### Directions for this task
Among the lines below, count those with "Sonstige". Give the total alone.

### Data supplied
- - - - -

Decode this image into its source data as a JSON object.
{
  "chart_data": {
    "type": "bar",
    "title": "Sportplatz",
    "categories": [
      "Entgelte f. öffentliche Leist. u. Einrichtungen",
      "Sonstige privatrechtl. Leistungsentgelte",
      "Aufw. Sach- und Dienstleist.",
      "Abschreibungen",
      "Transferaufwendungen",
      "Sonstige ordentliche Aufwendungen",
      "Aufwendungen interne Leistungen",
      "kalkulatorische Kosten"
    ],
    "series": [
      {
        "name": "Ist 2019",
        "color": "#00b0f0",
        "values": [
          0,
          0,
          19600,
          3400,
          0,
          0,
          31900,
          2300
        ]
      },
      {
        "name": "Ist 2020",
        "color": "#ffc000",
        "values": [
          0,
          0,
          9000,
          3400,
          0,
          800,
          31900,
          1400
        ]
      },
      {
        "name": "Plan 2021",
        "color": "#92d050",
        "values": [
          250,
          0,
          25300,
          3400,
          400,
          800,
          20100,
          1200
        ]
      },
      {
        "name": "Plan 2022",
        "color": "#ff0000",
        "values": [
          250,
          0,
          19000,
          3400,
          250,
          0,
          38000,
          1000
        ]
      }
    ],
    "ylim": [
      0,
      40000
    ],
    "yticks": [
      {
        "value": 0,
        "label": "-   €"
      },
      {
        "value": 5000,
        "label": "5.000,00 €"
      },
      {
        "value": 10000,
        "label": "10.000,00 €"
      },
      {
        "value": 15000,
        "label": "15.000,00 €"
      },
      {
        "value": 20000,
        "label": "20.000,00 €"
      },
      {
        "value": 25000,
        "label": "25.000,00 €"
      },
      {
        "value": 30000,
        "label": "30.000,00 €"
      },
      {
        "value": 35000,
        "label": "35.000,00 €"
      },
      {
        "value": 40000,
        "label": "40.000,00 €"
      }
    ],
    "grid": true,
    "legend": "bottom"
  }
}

- - - - -

### Result of the exercise
2